Recorded data
--

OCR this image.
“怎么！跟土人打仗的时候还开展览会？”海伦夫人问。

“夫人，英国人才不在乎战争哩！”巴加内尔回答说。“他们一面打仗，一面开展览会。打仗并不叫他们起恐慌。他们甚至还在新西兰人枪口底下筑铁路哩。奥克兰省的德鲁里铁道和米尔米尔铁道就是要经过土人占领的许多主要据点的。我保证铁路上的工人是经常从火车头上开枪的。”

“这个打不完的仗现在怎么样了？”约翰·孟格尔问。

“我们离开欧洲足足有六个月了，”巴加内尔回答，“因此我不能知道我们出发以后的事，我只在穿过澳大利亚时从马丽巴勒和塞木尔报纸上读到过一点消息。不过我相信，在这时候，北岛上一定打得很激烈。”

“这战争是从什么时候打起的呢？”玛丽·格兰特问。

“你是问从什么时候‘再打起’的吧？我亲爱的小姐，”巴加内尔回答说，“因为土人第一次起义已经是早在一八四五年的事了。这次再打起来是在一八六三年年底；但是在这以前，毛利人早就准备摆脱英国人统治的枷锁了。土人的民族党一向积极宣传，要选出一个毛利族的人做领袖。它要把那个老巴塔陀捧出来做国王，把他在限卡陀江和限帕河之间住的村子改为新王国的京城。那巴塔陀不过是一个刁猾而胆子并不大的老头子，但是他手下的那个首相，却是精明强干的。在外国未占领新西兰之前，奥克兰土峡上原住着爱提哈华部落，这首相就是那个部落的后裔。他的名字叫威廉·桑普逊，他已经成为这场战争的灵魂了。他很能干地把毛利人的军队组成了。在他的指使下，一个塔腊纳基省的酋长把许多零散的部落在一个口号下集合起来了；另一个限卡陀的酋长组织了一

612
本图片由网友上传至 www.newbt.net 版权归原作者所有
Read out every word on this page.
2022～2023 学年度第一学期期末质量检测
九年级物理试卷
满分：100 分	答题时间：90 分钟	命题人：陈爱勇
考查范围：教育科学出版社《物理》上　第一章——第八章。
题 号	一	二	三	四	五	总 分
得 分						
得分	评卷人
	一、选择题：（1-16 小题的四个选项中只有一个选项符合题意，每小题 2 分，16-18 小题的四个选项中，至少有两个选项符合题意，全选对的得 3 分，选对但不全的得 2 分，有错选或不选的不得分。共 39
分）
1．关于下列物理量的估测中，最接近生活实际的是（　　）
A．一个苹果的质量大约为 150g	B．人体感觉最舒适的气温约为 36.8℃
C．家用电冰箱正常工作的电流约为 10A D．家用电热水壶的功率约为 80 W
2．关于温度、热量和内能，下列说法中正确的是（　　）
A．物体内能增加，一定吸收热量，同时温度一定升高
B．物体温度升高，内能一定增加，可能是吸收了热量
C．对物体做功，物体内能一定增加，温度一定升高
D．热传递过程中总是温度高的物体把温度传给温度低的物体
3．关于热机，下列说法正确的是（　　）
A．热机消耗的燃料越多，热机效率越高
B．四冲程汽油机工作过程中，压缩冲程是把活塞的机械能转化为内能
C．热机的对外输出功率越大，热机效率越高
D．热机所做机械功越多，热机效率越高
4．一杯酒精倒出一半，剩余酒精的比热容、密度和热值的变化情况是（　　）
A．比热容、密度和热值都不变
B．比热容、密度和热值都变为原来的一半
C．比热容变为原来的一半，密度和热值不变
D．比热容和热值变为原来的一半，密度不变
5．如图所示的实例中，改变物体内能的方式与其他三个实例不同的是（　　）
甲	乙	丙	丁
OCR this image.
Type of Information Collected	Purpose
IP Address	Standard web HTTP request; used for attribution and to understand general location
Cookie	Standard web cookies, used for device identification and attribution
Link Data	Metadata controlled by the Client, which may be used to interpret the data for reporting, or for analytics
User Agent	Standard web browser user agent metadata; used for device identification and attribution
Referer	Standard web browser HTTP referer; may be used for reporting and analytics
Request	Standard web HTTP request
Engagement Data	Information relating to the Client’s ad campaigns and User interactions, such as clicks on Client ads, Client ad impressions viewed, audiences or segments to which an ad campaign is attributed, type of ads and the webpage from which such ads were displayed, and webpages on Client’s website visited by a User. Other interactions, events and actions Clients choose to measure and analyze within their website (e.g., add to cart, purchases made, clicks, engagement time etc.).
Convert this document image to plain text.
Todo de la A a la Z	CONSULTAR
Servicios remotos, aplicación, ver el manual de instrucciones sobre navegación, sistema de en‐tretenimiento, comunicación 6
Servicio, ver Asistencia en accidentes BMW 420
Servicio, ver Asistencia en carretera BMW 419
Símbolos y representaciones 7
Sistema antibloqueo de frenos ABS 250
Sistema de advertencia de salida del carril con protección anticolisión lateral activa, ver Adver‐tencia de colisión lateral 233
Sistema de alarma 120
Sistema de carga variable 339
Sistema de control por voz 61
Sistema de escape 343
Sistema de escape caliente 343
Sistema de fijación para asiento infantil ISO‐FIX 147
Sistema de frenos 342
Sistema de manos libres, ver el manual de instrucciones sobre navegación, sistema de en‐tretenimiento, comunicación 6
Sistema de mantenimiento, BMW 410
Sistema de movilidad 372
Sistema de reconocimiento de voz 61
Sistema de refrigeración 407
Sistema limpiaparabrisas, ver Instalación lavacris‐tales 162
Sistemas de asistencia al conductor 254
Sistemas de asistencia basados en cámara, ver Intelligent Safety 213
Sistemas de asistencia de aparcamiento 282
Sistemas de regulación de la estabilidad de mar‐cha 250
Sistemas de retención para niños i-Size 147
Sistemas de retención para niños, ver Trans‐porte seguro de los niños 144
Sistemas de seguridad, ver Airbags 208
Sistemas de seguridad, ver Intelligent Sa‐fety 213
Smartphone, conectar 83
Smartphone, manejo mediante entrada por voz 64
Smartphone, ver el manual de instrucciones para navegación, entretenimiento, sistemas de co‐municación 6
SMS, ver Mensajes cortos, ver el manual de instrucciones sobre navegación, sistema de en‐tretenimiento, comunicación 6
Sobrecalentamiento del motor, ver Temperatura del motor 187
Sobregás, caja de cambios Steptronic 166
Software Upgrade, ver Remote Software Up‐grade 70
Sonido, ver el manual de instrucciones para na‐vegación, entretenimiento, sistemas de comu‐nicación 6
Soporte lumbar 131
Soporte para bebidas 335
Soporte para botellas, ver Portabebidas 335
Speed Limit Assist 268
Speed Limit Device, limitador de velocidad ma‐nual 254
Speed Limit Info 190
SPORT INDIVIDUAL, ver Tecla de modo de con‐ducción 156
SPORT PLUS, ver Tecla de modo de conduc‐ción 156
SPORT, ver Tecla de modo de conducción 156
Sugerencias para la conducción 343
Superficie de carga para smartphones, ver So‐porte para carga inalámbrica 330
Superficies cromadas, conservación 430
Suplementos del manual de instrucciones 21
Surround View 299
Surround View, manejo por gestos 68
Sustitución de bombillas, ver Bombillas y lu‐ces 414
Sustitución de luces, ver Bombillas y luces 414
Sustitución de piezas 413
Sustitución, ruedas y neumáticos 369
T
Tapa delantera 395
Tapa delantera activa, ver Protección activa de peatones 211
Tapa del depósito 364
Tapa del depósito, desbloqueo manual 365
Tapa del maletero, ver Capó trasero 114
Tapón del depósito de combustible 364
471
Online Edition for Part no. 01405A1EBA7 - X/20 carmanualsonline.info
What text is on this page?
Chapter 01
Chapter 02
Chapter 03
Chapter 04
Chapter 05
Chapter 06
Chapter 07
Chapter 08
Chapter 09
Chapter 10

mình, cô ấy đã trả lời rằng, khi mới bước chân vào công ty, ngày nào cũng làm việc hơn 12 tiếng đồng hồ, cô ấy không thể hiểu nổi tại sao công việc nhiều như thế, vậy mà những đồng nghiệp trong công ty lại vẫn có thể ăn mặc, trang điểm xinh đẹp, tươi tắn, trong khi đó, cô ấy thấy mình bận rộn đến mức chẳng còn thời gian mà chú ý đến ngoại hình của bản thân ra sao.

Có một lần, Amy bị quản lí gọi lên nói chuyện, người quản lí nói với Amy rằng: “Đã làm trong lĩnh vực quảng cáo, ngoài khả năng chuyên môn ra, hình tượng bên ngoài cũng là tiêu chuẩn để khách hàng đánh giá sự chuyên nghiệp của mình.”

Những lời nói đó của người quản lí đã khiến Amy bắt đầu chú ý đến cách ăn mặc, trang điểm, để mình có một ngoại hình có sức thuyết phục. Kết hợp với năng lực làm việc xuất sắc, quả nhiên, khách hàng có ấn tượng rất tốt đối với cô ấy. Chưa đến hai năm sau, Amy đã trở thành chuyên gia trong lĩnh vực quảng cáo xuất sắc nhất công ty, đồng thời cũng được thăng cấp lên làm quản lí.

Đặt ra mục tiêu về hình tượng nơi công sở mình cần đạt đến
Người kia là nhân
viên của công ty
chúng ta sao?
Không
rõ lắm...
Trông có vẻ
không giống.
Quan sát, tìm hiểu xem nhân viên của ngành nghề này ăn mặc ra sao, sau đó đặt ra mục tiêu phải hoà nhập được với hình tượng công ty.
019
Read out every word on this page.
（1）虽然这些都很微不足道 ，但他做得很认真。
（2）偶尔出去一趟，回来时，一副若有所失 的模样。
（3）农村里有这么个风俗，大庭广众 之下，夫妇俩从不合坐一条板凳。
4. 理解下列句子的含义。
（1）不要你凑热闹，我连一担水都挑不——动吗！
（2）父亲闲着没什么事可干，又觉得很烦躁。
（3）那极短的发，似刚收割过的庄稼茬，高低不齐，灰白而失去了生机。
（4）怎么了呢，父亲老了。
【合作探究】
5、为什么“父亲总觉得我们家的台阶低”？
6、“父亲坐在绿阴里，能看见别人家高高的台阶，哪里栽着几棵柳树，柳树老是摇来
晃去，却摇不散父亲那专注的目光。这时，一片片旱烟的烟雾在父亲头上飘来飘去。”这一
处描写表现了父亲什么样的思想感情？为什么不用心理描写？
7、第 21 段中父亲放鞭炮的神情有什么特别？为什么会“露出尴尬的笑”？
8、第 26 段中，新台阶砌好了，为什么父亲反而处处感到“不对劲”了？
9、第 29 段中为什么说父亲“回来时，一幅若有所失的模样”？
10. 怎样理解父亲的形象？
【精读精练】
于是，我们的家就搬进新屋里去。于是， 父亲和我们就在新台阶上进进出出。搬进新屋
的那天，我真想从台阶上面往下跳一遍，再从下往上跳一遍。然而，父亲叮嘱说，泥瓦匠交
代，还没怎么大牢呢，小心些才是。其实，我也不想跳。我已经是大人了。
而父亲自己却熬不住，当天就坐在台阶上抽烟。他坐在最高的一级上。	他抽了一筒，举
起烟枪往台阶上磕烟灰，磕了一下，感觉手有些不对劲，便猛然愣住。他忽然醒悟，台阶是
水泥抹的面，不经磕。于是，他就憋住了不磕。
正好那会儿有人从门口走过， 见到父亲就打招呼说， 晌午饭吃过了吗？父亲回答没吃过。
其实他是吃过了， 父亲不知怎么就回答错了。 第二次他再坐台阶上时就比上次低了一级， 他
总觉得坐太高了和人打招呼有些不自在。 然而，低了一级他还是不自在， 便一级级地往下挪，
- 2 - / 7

--

» Exercise brief
Looking at the material above, count the lines that hold "tượng" and give the total alone.

» Full output
4